EXERCISE MATERIALS →
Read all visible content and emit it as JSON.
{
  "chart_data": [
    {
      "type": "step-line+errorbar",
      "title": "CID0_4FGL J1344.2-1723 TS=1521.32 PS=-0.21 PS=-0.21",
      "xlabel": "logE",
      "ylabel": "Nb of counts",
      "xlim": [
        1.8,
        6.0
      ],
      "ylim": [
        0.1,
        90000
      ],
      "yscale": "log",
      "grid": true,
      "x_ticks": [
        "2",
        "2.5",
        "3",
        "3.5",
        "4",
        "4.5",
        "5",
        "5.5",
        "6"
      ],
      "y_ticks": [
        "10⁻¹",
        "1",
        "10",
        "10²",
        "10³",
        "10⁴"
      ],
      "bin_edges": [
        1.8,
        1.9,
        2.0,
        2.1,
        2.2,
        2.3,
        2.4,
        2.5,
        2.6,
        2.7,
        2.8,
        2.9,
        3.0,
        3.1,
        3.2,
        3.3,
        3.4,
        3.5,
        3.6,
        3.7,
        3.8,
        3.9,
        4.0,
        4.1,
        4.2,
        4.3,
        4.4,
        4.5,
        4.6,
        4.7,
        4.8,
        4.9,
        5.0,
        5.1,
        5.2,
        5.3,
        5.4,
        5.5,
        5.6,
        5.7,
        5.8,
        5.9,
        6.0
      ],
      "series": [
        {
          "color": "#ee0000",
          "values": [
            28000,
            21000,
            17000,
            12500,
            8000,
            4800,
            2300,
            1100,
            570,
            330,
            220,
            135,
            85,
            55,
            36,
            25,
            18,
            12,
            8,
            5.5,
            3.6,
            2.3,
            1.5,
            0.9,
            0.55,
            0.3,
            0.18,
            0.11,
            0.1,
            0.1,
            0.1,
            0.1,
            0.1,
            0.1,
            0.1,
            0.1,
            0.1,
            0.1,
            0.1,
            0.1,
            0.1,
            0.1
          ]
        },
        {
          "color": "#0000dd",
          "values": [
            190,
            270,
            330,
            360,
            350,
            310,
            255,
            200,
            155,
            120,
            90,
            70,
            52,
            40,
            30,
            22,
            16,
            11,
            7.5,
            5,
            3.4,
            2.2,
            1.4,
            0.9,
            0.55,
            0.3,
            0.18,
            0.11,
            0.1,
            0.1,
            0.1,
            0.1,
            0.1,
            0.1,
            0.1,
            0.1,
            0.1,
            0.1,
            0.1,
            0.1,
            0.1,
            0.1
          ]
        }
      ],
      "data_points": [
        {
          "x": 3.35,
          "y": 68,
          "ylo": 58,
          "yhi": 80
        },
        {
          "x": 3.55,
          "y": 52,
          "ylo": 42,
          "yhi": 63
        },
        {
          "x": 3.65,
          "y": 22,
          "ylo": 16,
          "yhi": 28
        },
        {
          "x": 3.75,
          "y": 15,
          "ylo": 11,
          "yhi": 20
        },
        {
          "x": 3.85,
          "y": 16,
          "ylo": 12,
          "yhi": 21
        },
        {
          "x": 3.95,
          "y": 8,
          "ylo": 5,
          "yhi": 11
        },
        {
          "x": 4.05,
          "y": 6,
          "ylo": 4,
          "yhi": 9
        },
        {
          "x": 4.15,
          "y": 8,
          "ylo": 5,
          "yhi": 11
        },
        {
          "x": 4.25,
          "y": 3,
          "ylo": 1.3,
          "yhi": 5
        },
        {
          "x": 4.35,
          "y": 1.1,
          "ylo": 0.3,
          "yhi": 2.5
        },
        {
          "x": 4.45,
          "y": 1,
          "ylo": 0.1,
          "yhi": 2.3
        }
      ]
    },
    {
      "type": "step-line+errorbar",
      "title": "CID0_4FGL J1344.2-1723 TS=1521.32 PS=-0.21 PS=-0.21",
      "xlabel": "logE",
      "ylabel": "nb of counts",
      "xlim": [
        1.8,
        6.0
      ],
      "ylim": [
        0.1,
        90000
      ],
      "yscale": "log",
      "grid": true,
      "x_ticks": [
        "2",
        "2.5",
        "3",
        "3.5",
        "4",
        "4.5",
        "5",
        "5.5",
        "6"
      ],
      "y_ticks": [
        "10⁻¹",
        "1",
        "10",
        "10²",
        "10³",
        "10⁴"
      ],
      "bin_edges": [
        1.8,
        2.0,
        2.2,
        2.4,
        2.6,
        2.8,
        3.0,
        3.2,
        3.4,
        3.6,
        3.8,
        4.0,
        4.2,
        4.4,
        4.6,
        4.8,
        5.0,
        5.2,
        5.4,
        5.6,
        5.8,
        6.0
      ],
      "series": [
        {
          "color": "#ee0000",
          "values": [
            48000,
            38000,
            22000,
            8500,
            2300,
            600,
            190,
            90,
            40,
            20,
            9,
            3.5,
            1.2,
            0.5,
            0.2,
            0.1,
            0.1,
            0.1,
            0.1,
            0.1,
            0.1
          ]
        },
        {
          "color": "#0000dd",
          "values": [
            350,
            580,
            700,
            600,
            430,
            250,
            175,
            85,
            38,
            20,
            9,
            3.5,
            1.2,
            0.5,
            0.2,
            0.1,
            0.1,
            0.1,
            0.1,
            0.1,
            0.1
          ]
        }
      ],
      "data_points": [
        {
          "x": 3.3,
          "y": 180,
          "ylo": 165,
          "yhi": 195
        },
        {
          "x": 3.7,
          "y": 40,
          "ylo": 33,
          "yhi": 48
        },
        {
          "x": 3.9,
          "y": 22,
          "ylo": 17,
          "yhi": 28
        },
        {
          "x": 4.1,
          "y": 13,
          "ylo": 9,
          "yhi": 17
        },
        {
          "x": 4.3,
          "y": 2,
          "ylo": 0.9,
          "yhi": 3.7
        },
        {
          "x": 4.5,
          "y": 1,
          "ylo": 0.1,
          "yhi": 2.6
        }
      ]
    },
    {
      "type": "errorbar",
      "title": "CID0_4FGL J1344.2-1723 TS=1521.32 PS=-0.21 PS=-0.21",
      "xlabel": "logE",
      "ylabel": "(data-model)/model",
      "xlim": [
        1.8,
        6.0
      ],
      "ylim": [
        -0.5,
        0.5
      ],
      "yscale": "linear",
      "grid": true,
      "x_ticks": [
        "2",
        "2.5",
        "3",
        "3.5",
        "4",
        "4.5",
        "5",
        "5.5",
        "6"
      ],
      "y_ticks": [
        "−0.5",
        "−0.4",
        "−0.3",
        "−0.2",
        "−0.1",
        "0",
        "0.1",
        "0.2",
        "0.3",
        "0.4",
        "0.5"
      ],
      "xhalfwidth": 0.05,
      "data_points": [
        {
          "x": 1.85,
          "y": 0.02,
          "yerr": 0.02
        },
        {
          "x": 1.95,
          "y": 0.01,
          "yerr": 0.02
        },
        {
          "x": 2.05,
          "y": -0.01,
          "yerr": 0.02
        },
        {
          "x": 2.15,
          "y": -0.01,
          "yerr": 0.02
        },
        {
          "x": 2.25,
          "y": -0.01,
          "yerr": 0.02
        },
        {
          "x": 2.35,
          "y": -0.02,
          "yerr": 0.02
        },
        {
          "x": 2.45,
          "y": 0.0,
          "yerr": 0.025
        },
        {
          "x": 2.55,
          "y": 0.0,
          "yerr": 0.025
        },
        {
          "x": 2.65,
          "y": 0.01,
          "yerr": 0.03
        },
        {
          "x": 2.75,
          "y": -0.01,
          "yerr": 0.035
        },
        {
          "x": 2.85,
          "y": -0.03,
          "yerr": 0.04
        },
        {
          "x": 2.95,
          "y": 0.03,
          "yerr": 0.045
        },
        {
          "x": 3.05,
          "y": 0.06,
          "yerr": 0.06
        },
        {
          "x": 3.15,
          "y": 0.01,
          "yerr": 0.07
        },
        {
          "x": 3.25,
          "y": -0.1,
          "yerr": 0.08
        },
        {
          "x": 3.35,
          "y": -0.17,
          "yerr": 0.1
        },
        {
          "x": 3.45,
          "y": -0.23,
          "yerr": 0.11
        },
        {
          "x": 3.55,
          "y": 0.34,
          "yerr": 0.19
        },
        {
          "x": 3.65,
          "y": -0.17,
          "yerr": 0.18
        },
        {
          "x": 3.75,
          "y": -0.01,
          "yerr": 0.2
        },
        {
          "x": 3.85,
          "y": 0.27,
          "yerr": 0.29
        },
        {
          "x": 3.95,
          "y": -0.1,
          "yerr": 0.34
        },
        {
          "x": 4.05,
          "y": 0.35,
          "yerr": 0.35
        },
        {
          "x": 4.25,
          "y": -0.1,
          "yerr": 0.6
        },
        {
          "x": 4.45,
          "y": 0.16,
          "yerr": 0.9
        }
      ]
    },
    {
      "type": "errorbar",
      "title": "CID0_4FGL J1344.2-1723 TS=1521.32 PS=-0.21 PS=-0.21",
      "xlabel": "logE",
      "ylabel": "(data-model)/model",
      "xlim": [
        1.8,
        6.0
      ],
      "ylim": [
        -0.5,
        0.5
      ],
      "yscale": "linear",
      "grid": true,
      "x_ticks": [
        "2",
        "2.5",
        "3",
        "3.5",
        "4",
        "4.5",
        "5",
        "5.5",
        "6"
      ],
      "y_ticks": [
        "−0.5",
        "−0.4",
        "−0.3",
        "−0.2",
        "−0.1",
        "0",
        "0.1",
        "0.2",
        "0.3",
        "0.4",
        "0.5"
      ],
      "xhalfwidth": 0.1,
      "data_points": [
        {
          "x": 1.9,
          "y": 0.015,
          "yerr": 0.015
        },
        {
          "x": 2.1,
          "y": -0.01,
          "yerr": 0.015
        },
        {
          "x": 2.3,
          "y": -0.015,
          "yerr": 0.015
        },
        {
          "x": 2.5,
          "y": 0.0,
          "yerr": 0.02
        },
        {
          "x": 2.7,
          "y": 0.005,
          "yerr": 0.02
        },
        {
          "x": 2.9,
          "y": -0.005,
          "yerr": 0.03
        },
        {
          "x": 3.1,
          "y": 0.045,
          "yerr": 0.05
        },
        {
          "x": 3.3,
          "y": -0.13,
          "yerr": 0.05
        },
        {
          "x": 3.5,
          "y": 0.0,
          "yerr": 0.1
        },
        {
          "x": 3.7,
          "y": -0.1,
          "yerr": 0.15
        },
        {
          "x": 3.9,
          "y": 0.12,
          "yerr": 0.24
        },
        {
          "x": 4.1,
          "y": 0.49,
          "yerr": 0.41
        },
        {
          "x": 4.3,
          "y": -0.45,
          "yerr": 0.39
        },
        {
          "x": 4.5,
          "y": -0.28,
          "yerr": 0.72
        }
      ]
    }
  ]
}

TASK DIRECTIONS → Show every line in the entries where the string "counts" occurs.

REPLY TO THE TASK →
      "ylabel": "Nb of counts",
      "ylabel": "nb of counts",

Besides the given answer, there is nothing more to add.